• **What this task involves**
For this exercise, repeat all of the material verbatim apart from its images.
>> begin
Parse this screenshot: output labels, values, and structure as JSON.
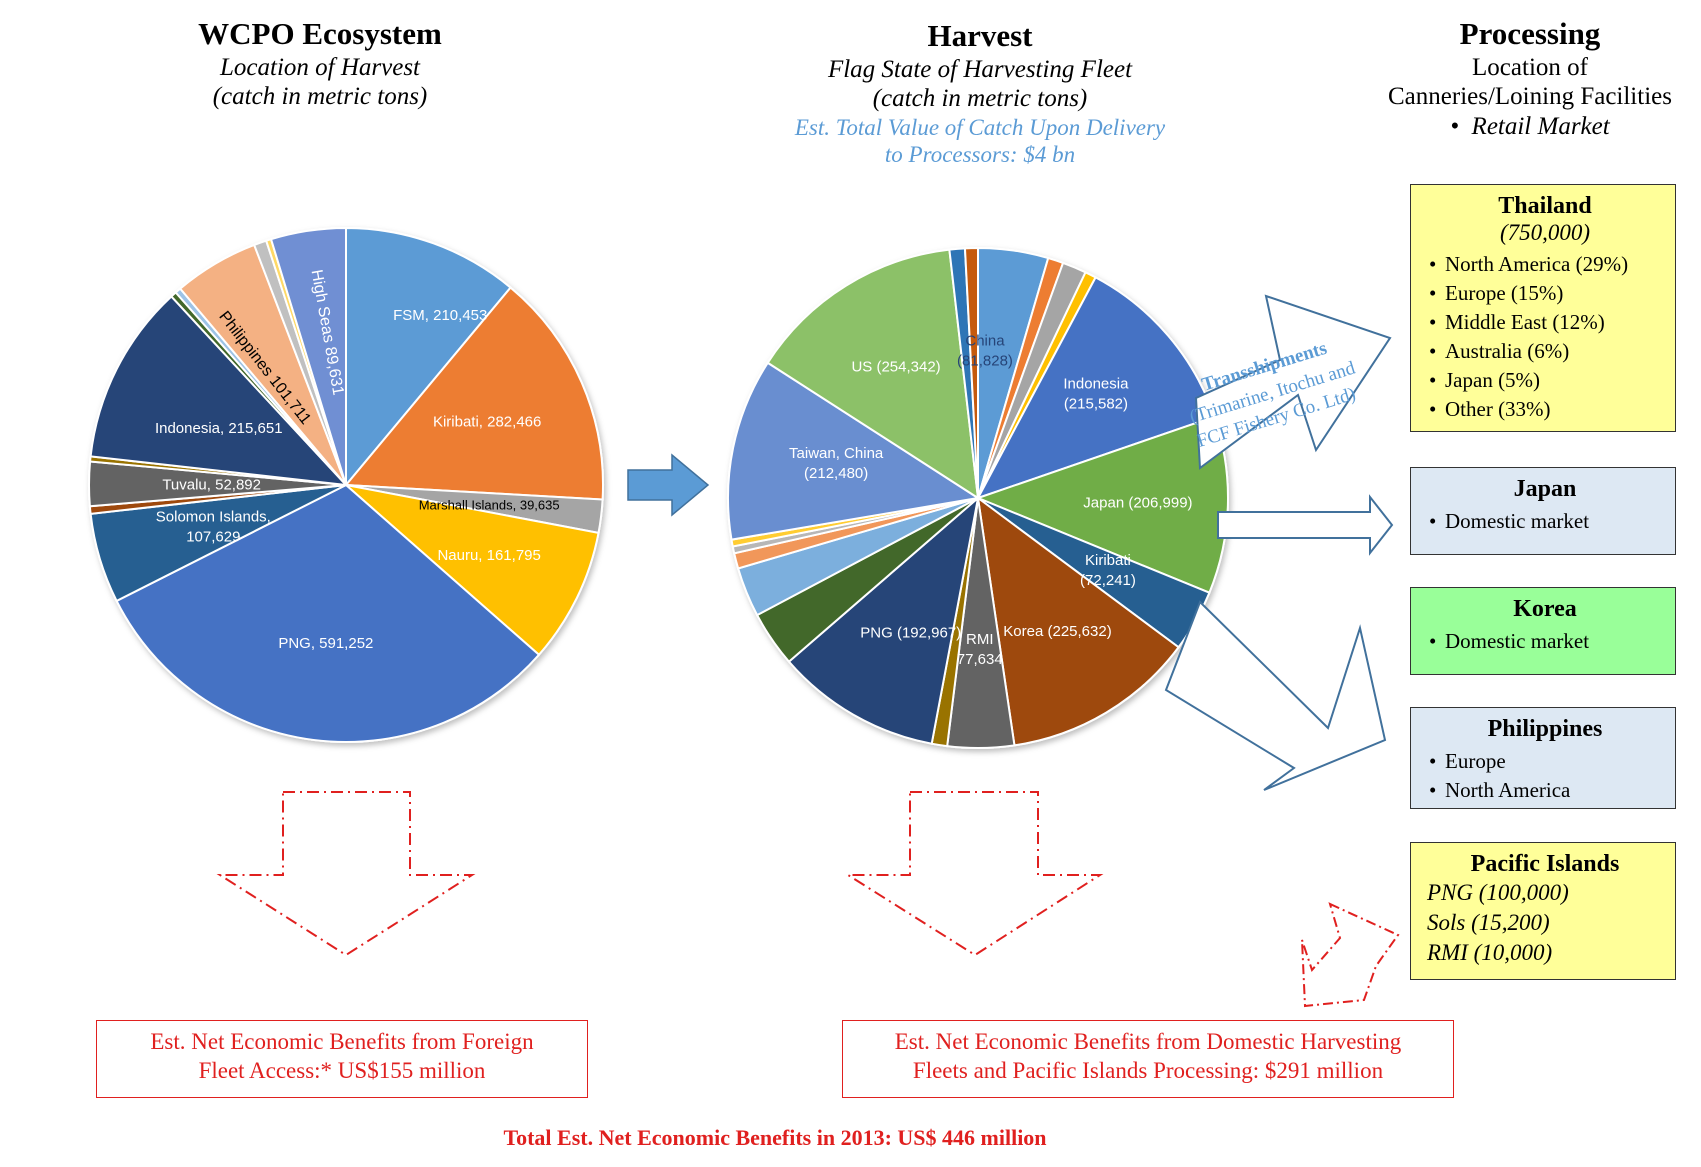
{
  "columns": {
    "ecosystem": {
      "title": "WCPO Ecosystem",
      "subtitle": "Location of Harvest",
      "unit": "(catch in metric tons)"
    },
    "harvest": {
      "title": "Harvest",
      "subtitle": "Flag State of Harvesting Fleet",
      "unit": "(catch in metric tons)",
      "value_line1": "Est. Total Value of Catch Upon Delivery",
      "value_line2": "to Processors: $4 bn"
    },
    "processing": {
      "title": "Processing",
      "line1": "Location of",
      "line2": "Canneries/Loining Facilities",
      "bullet": "Retail Market"
    }
  },
  "chart_data": [
    {
      "type": "pie",
      "title": "WCPO Ecosystem",
      "slices": [
        {
          "label": "FSM, 210,453",
          "value": 210453,
          "color": "#5b9bd5"
        },
        {
          "label": "Kiribati, 282,466",
          "value": 282466,
          "color": "#ed7d31"
        },
        {
          "label": "Marshall Islands, 39,635",
          "value": 39635,
          "color": "#a5a5a5"
        },
        {
          "label": "Nauru, 161,795",
          "value": 161795,
          "color": "#ffc000"
        },
        {
          "label": "PNG, 591,252",
          "value": 591252,
          "color": "#4472c4"
        },
        {
          "label": "Solomon Islands, 107,629",
          "value": 107629,
          "color": "#255e91"
        },
        {
          "label": "",
          "value": 9000,
          "color": "#9e480e"
        },
        {
          "label": "Tuvalu, 52,892",
          "value": 52892,
          "color": "#636363"
        },
        {
          "label": "",
          "value": 6000,
          "color": "#997300"
        },
        {
          "label": "Indonesia, 215,651",
          "value": 215651,
          "color": "#264478"
        },
        {
          "label": "",
          "value": 7000,
          "color": "#43682b"
        },
        {
          "label": "",
          "value": 7000,
          "color": "#9dc3e6"
        },
        {
          "label": "Philippines 101,711",
          "value": 101711,
          "color": "#f4b183"
        },
        {
          "label": "",
          "value": 15000,
          "color": "#c0c0c0"
        },
        {
          "label": "",
          "value": 6000,
          "color": "#ffd966"
        },
        {
          "label": "High Seas 89,631",
          "value": 89631,
          "color": "#6f8fd3"
        }
      ]
    },
    {
      "type": "pie",
      "title": "Harvest",
      "slices": [
        {
          "label": "China (81,828)",
          "value": 81828,
          "color": "#5b9bd5"
        },
        {
          "label": "",
          "value": 18000,
          "color": "#ed7d31"
        },
        {
          "label": "",
          "value": 28000,
          "color": "#a5a5a5"
        },
        {
          "label": "",
          "value": 13000,
          "color": "#ffc000"
        },
        {
          "label": "Indonesia (215,582)",
          "value": 215582,
          "color": "#4472c4"
        },
        {
          "label": "Japan (206,999)",
          "value": 206999,
          "color": "#70ad47"
        },
        {
          "label": "Kiribati (72,241)",
          "value": 72241,
          "color": "#255e91"
        },
        {
          "label": "Korea (225,632)",
          "value": 225632,
          "color": "#9e480e"
        },
        {
          "label": "RMI 77,634",
          "value": 77634,
          "color": "#636363"
        },
        {
          "label": "",
          "value": 18000,
          "color": "#997300"
        },
        {
          "label": "PNG (192,967)",
          "value": 192967,
          "color": "#264478"
        },
        {
          "label": "",
          "value": 65000,
          "color": "#43682b"
        },
        {
          "label": "",
          "value": 58000,
          "color": "#7cafdd"
        },
        {
          "label": "",
          "value": 18000,
          "color": "#f1975a"
        },
        {
          "label": "",
          "value": 8000,
          "color": "#b7b7b7"
        },
        {
          "label": "",
          "value": 8000,
          "color": "#ffcd33"
        },
        {
          "label": "Taiwan, China (212,480)",
          "value": 212480,
          "color": "#698ed0"
        },
        {
          "label": "US (254,342)",
          "value": 254342,
          "color": "#8cc168"
        },
        {
          "label": "",
          "value": 18000,
          "color": "#2e75b6"
        },
        {
          "label": "",
          "value": 15000,
          "color": "#c55a11"
        }
      ]
    }
  ],
  "transshipments": {
    "title": "Transshipments",
    "line1": "(Trimarine, Itochu and",
    "line2": "FCF Fishery Co. Ltd)"
  },
  "processors": [
    {
      "title": "Thailand",
      "subtitle": "(750,000)",
      "items": [
        "North America (29%)",
        "Europe (15%)",
        "Middle East (12%)",
        "Australia (6%)",
        "Japan (5%)",
        "Other (33%)"
      ],
      "bg": "#ffff99"
    },
    {
      "title": "Japan",
      "items": [
        "Domestic market"
      ],
      "bg": "#dde8f3"
    },
    {
      "title": "Korea",
      "items": [
        "Domestic market"
      ],
      "bg": "#99ff99"
    },
    {
      "title": "Philippines",
      "items": [
        "Europe",
        "North America"
      ],
      "bg": "#dde8f3"
    },
    {
      "title": "Pacific Islands",
      "plain": [
        "PNG (100,000)",
        "Sols (15,200)",
        "RMI (10,000)"
      ],
      "bg": "#ffff99"
    }
  ],
  "benefits": {
    "foreign_line1": "Est. Net Economic Benefits from Foreign",
    "foreign_line2": "Fleet Access:* US$155 million",
    "domestic_line1": "Est. Net Economic Benefits from Domestic Harvesting",
    "domestic_line2": "Fleets and Pacific Islands Processing: $291 million",
    "total": "Total Est. Net Economic Benefits in 2013: US$ 446 million"
  },
  "colors": {
    "accent_red": "#e0201f",
    "arrow_blue": "#5b9bd5",
    "outline_blue": "#41719c"
  }
}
>> end
• **Reply**
Parse this screenshot: output labels, values, and structure as JSON.
{
  "columns": {
    "ecosystem": {
      "title": "WCPO Ecosystem",
      "subtitle": "Location of Harvest",
      "unit": "(catch in metric tons)"
    },
    "harvest": {
      "title": "Harvest",
      "subtitle": "Flag State of Harvesting Fleet",
      "unit": "(catch in metric tons)",
      "value_line1": "Est. Total Value of Catch Upon Delivery",
      "value_line2": "to Processors: $4 bn"
    },
    "processing": {
      "title": "Processing",
      "line1": "Location of",
      "line2": "Canneries/Loining Facilities",
      "bullet": "Retail Market"
    }
  },
  "chart_data": [
    {
      "type": "pie",
      "title": "WCPO Ecosystem",
      "slices": [
        {
          "label": "FSM, 210,453",
          "value": 210453,
          "color": "#5b9bd5"
        },
        {
          "label": "Kiribati, 282,466",
          "value": 282466,
          "color": "#ed7d31"
        },
        {
          "label": "Marshall Islands, 39,635",
          "value": 39635,
          "color": "#a5a5a5"
        },
        {
          "label": "Nauru, 161,795",
          "value": 161795,
          "color": "#ffc000"
        },
        {
          "label": "PNG, 591,252",
          "value": 591252,
          "color": "#4472c4"
        },
        {
          "label": "Solomon Islands, 107,629",
          "value": 107629,
          "color": "#255e91"
        },
        {
          "label": "",
          "value": 9000,
          "color": "#9e480e"
        },
        {
          "label": "Tuvalu, 52,892",
          "value": 52892,
          "color": "#636363"
        },
        {
          "label": "",
          "value": 6000,
          "color": "#997300"
        },
        {
          "label": "Indonesia, 215,651",
          "value": 215651,
          "color": "#264478"
        },
        {
          "label": "",
          "value": 7000,
          "color": "#43682b"
        },
        {
          "label": "",
          "value": 7000,
          "color": "#9dc3e6"
        },
        {
          "label": "Philippines 101,711",
          "value": 101711,
          "color": "#f4b183"
        },
        {
          "label": "",
          "value": 15000,
          "color": "#c0c0c0"
        },
        {
          "label": "",
          "value": 6000,
          "color": "#ffd966"
        },
        {
          "label": "High Seas 89,631",
          "value": 89631,
          "color": "#6f8fd3"
        }
      ]
    },
    {
      "type": "pie",
      "title": "Harvest",
      "slices": [
        {
          "label": "China (81,828)",
          "value": 81828,
          "color": "#5b9bd5"
        },
        {
          "label": "",
          "value": 18000,
          "color": "#ed7d31"
        },
        {
          "label": "",
          "value": 28000,
          "color": "#a5a5a5"
        },
        {
          "label": "",
          "value": 13000,
          "color": "#ffc000"
        },
        {
          "label": "Indonesia (215,582)",
          "value": 215582,
          "color": "#4472c4"
        },
        {
          "label": "Japan (206,999)",
          "value": 206999,
          "color": "#70ad47"
        },
        {
          "label": "Kiribati (72,241)",
          "value": 72241,
          "color": "#255e91"
        },
        {
          "label": "Korea (225,632)",
          "value": 225632,
          "color": "#9e480e"
        },
        {
          "label": "RMI 77,634",
          "value": 77634,
          "color": "#636363"
        },
        {
          "label": "",
          "value": 18000,
          "color": "#997300"
        },
        {
          "label": "PNG (192,967)",
          "value": 192967,
          "color": "#264478"
        },
        {
          "label": "",
          "value": 65000,
          "color": "#43682b"
        },
        {
          "label": "",
          "value": 58000,
          "color": "#7cafdd"
        },
        {
          "label": "",
          "value": 18000,
          "color": "#f1975a"
        },
        {
          "label": "",
          "value": 8000,
          "color": "#b7b7b7"
        },
        {
          "label": "",
          "value": 8000,
          "color": "#ffcd33"
        },
        {
          "label": "Taiwan, China (212,480)",
          "value": 212480,
          "color": "#698ed0"
        },
        {
          "label": "US (254,342)",
          "value": 254342,
          "color": "#8cc168"
        },
        {
          "label": "",
          "value": 18000,
          "color": "#2e75b6"
        },
        {
          "label": "",
          "value": 15000,
          "color": "#c55a11"
        }
      ]
    }
  ],
  "transshipments": {
    "title": "Transshipments",
    "line1": "(Trimarine, Itochu and",
    "line2": "FCF Fishery Co. Ltd)"
  },
  "processors": [
    {
      "title": "Thailand",
      "subtitle": "(750,000)",
      "items": [
        "North America (29%)",
        "Europe (15%)",
        "Middle East (12%)",
        "Australia (6%)",
        "Japan (5%)",
        "Other (33%)"
      ],
      "bg": "#ffff99"
    },
    {
      "title": "Japan",
      "items": [
        "Domestic market"
      ],
      "bg": "#dde8f3"
    },
    {
      "title": "Korea",
      "items": [
        "Domestic market"
      ],
      "bg": "#99ff99"
    },
    {
      "title": "Philippines",
      "items": [
        "Europe",
        "North America"
      ],
      "bg": "#dde8f3"
    },
    {
      "title": "Pacific Islands",
      "plain": [
        "PNG (100,000)",
        "Sols (15,200)",
        "RMI (10,000)"
      ],
      "bg": "#ffff99"
    }
  ],
  "benefits": {
    "foreign_line1": "Est. Net Economic Benefits from Foreign",
    "foreign_line2": "Fleet Access:* US$155 million",
    "domestic_line1": "Est. Net Economic Benefits from Domestic Harvesting",
    "domestic_line2": "Fleets and Pacific Islands Processing: $291 million",
    "total": "Total Est. Net Economic Benefits in 2013: US$ 446 million"
  },
  "colors": {
    "accent_red": "#e0201f",
    "arrow_blue": "#5b9bd5",
    "outline_blue": "#41719c"
  }
}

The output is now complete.